-- Directions for this task --
Where the word "floret" occurs in a line, return that line.

-- Exercise inputs --
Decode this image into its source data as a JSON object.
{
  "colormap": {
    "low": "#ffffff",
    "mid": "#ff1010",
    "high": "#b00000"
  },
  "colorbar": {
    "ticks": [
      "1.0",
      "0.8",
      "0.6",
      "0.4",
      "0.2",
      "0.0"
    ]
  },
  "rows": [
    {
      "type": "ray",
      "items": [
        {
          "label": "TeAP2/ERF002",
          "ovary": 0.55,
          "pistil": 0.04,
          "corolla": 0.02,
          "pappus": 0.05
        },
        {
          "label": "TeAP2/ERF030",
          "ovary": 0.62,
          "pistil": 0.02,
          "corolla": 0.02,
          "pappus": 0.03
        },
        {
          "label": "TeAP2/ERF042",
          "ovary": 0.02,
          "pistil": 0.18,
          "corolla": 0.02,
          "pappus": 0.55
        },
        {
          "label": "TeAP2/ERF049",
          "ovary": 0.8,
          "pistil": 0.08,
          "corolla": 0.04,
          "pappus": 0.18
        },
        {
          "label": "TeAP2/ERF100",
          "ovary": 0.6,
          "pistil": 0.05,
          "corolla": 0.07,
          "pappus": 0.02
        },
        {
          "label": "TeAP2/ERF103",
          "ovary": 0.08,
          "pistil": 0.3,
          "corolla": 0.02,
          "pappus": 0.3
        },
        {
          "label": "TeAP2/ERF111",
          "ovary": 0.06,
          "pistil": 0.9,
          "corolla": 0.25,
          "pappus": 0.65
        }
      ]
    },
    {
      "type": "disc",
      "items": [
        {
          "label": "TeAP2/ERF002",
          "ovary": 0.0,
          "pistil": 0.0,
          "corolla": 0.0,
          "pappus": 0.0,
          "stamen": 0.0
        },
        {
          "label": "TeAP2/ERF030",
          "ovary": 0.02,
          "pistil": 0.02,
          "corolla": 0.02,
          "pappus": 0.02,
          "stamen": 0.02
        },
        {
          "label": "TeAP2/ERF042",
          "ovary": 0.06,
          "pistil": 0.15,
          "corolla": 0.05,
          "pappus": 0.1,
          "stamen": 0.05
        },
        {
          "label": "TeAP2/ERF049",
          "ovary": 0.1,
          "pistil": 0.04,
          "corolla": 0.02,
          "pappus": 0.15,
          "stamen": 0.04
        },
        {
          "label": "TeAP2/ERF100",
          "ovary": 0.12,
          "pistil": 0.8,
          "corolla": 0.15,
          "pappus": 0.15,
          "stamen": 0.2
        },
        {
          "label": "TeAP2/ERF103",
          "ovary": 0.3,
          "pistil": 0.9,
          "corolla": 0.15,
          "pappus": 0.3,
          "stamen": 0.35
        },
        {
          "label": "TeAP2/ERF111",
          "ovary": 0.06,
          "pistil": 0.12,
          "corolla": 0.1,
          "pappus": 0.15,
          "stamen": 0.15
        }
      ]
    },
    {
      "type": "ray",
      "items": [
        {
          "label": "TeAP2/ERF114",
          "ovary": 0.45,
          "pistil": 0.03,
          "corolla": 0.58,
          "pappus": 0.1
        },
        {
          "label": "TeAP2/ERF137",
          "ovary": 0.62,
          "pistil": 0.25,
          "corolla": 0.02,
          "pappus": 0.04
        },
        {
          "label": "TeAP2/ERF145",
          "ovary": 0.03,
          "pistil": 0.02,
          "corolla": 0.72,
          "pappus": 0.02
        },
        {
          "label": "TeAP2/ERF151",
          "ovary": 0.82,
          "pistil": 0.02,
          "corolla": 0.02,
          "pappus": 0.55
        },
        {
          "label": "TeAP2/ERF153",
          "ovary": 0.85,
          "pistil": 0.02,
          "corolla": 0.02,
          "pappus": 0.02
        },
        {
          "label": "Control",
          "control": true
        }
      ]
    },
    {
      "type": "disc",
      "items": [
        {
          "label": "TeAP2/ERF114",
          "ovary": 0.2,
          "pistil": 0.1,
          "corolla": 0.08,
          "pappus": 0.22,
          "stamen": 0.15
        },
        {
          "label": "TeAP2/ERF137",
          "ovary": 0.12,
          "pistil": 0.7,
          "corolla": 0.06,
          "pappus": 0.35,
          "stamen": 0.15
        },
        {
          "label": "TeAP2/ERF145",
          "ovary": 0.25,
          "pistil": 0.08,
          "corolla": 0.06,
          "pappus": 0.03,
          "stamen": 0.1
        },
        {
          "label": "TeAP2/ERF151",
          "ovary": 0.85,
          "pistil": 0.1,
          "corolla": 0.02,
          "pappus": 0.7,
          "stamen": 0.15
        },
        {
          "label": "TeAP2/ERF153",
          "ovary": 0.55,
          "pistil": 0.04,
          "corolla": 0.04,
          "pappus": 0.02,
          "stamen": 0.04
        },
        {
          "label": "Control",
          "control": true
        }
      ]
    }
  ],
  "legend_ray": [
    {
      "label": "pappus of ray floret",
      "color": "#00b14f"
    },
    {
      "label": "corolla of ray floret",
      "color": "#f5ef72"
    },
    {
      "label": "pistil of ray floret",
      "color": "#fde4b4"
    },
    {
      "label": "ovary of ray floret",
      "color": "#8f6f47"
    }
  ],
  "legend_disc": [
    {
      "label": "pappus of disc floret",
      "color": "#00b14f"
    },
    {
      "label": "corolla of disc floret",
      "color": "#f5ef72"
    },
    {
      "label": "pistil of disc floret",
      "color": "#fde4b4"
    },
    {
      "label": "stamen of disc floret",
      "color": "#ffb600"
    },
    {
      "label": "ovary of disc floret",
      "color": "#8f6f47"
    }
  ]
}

-- Written solution --
      "label": "pappus of ray floret",
      "label": "corolla of ray floret",
      "label": "pistil of ray floret",
      "label": "ovary of ray floret",
      "label": "pappus of disc floret",
      "label": "corolla of disc floret",
      "label": "pistil of disc floret",
      "label": "stamen of disc floret",
      "label": "ovary of disc floret",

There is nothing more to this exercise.